-- START OF RECORDS PROVIDED --

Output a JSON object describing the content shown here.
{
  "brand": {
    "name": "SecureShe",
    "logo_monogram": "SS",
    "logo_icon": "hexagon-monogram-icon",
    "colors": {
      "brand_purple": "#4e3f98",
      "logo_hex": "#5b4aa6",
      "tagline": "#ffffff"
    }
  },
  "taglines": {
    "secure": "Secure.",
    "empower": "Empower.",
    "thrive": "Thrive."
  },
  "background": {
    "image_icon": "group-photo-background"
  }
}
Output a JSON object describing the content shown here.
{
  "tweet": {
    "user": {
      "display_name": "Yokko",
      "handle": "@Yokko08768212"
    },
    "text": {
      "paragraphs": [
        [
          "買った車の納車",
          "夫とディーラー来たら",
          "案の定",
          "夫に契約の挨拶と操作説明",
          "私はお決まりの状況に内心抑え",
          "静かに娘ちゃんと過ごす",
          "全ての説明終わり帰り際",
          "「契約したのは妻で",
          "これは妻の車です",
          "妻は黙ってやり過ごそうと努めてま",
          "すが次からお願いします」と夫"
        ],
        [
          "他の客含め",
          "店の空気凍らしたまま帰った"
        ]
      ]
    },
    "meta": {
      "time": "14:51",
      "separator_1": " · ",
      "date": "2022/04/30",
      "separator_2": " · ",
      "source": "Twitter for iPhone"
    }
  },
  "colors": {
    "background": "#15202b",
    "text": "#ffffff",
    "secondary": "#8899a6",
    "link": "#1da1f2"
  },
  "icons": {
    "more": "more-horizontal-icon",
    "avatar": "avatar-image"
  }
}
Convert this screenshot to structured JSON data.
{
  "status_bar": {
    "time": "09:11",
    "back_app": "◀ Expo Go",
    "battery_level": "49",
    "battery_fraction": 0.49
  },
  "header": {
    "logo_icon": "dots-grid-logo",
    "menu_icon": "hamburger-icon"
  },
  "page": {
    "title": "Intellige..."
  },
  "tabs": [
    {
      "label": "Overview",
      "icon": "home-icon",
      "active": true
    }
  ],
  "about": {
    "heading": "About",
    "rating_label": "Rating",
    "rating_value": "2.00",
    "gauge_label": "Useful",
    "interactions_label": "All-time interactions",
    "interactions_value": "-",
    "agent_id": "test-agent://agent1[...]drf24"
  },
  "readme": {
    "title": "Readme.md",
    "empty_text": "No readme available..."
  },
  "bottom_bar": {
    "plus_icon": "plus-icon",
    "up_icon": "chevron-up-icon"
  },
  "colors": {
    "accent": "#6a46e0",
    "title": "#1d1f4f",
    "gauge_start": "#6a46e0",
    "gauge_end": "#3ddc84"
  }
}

-- END OF RECORDS PROVIDED --

● **REQUEST**: From the data above, copy out every line with the string "background" in it.

● **REPLY**:
  "background": {
    "image_icon": "group-photo-background"
    "background": "#15202b",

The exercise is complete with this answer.